# [Text excerpt]

##########

III {¶ 27} The tenant had a drug indictment pending against him at the time of his trial testimony. The state represented to the court that it had not made any deals with the tenant in exchange for his testimony. Nevertheless, Fisher asked the court for permission to inquire into his motives for testifying, particularly whether the tenant believed his testimony might help his pending drug case. The court conducted a voir dire of the tenant to determine whether there might be some basis for concluding that the tenant's desire for favorable treatment in his pending case might affect his credibility. At the conclusion of the voir dire, the court ruled that Fisher could indicate to the jury only that there was a pending charge against the tenant and that he could inquire into what his motivation for testifying might be. Despite this ruling, Fisher's counsel did not cross-examine the tenant on the pending drug charge. Fisher now argues that counsel performed ineffectively by failing to raise this point on cross-examination.

##########

# [Task objective]
Continue the court opinion on the tenant's testimony from the point where it stops.

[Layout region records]
##########

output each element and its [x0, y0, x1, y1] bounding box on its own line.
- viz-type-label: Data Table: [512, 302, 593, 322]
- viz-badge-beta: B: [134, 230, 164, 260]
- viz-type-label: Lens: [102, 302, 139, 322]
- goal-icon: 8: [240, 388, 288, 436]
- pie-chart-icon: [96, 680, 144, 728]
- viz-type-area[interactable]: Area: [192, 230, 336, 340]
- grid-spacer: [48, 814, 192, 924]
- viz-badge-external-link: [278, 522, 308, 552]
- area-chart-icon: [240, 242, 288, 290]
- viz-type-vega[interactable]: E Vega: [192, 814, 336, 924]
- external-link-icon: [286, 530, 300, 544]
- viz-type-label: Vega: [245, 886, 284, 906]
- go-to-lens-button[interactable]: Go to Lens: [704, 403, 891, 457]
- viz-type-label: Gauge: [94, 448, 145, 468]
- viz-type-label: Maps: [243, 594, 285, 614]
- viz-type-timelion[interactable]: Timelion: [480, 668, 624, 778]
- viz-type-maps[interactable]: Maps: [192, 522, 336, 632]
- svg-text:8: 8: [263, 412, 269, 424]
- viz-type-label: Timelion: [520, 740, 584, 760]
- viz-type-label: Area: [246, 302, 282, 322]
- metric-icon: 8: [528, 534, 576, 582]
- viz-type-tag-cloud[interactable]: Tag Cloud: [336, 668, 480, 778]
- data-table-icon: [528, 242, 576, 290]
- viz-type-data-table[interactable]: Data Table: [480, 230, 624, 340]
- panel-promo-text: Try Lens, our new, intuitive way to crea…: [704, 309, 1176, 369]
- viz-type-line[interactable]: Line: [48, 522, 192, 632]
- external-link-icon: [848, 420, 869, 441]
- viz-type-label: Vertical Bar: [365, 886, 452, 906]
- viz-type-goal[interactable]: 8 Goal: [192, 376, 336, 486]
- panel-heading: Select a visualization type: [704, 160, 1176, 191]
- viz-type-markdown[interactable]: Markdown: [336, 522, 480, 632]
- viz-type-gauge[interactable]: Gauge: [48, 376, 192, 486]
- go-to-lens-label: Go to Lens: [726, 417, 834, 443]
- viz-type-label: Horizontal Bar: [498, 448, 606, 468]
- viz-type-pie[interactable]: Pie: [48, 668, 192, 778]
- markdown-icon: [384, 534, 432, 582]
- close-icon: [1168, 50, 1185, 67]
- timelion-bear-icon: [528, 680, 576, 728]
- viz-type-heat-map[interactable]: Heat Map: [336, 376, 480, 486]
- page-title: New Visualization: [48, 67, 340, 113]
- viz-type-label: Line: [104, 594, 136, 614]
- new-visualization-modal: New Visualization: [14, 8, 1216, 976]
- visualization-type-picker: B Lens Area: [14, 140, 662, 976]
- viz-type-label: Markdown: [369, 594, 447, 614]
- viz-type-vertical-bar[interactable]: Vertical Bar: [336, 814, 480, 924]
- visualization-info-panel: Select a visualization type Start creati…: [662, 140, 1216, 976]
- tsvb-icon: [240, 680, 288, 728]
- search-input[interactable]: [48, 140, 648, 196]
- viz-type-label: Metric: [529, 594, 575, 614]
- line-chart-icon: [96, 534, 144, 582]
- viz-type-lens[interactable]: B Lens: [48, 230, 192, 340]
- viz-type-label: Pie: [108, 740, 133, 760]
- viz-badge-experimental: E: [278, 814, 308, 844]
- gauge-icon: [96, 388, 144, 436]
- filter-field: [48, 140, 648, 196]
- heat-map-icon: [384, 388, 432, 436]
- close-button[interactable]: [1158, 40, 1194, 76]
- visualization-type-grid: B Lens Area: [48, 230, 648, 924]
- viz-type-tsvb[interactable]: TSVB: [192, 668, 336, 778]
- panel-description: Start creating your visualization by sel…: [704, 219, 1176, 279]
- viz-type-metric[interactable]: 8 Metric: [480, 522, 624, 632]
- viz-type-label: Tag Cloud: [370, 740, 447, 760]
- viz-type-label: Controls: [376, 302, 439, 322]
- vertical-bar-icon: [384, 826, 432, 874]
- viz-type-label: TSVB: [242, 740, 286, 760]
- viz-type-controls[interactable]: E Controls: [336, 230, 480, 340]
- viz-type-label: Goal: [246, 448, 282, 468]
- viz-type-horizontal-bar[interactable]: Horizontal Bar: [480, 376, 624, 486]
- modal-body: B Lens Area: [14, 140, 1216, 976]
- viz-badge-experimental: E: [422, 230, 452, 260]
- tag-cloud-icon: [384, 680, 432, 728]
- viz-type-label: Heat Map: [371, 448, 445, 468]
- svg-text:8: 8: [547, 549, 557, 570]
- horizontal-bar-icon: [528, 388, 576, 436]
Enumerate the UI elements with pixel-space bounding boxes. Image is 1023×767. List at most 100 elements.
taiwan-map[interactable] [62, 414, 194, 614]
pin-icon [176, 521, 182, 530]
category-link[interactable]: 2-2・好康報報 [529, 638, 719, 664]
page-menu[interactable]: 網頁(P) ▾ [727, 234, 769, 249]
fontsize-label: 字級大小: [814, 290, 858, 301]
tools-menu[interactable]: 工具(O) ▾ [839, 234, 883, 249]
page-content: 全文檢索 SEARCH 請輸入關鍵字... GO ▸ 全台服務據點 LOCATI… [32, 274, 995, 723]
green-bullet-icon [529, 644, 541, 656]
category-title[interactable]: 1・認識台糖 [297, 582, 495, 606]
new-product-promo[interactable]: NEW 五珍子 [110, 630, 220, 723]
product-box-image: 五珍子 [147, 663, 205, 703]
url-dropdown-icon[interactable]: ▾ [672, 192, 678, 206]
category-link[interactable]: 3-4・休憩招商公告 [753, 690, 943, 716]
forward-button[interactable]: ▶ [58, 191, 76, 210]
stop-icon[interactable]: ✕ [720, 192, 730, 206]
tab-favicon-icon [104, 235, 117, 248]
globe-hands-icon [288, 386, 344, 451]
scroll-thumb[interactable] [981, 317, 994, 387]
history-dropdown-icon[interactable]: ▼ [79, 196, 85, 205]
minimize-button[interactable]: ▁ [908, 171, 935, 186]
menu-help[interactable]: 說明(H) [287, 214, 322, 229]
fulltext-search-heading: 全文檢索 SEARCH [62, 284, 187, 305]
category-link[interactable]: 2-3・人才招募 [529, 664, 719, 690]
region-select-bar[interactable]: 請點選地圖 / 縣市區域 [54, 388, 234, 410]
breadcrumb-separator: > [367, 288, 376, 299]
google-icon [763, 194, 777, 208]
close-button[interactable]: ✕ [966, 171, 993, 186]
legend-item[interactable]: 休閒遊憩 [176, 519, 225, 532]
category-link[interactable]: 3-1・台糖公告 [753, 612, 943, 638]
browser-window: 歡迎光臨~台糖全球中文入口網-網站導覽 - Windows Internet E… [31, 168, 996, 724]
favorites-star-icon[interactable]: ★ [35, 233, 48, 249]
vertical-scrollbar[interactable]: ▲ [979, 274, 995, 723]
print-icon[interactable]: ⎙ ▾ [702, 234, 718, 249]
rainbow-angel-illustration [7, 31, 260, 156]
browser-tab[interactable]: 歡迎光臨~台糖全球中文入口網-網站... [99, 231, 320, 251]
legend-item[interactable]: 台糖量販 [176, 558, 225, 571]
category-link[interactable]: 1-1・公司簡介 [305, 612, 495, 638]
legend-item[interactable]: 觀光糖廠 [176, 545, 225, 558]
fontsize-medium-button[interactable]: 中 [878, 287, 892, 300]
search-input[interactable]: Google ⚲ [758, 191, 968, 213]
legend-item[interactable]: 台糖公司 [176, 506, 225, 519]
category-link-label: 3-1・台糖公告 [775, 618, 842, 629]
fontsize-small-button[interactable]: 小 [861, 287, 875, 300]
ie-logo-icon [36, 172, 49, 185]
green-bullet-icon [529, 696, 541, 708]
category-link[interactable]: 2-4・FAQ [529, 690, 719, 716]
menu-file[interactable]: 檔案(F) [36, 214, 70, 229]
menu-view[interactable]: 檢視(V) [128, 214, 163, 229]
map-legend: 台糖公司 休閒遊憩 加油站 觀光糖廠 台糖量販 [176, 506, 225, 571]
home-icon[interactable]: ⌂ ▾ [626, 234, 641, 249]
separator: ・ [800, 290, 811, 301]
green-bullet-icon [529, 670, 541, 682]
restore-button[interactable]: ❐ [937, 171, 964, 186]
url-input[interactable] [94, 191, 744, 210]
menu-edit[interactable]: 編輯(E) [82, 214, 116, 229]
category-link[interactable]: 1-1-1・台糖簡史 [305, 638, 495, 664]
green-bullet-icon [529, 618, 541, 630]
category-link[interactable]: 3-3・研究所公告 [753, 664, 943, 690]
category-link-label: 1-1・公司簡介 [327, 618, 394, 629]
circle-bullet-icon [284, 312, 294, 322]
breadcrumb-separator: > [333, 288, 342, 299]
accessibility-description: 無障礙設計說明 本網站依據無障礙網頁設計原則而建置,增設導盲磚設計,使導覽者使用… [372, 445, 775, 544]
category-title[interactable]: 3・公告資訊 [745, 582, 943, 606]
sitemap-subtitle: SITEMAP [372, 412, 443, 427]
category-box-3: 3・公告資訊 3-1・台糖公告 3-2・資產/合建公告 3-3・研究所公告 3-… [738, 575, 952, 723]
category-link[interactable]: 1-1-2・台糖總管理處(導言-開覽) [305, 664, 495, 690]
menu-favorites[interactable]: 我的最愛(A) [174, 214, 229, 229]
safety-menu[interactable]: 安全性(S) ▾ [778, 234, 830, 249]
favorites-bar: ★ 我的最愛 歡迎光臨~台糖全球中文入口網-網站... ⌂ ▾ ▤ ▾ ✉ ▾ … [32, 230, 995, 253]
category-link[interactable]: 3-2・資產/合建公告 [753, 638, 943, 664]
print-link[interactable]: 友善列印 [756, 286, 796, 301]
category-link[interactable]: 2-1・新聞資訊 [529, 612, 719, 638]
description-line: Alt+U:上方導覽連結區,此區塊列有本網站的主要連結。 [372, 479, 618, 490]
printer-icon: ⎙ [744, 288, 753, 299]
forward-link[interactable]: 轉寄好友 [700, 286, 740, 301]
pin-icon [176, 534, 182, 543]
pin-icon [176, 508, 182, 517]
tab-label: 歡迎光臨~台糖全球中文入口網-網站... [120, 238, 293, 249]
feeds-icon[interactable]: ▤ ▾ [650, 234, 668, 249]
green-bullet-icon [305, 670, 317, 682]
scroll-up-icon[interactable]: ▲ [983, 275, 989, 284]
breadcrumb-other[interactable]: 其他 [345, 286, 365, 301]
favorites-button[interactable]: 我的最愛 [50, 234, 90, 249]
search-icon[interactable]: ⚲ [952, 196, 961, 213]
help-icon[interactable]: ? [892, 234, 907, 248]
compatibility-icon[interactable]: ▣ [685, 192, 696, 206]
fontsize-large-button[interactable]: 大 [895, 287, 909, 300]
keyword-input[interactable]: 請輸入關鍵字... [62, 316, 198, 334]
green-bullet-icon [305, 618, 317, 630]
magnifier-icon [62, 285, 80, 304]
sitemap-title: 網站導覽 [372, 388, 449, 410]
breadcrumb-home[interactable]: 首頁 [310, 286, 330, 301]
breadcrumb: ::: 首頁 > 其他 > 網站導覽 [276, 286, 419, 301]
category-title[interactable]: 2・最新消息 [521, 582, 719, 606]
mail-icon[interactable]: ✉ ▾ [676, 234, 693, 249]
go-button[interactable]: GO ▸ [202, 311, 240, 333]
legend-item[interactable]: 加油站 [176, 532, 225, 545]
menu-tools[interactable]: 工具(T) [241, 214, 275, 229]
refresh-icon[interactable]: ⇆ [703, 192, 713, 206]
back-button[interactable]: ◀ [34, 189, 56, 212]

##########

# [Final result]
{¶ 28} To prevail on a claim of ineffective assistance of counsel, an appellant must show that counsel's performance was deficient and that the deficient performance prejudiced the defense so as to deprive him of a fair trial. Strickland v.Washington (1984), 466 U.S. 668, 687. To warrant reversal, "the defendant must show that there is a reasonable probability that, but for counsel's unprofessional errors, the result of the proceeding would have been different. A reasonable probability is a probability sufficient to undermine confidence in the outcome."State v. Bradley (1989), 42 Ohio St.3d 136, paragraph three of the syllabus, citing Strickland, 466 U.S. at 694.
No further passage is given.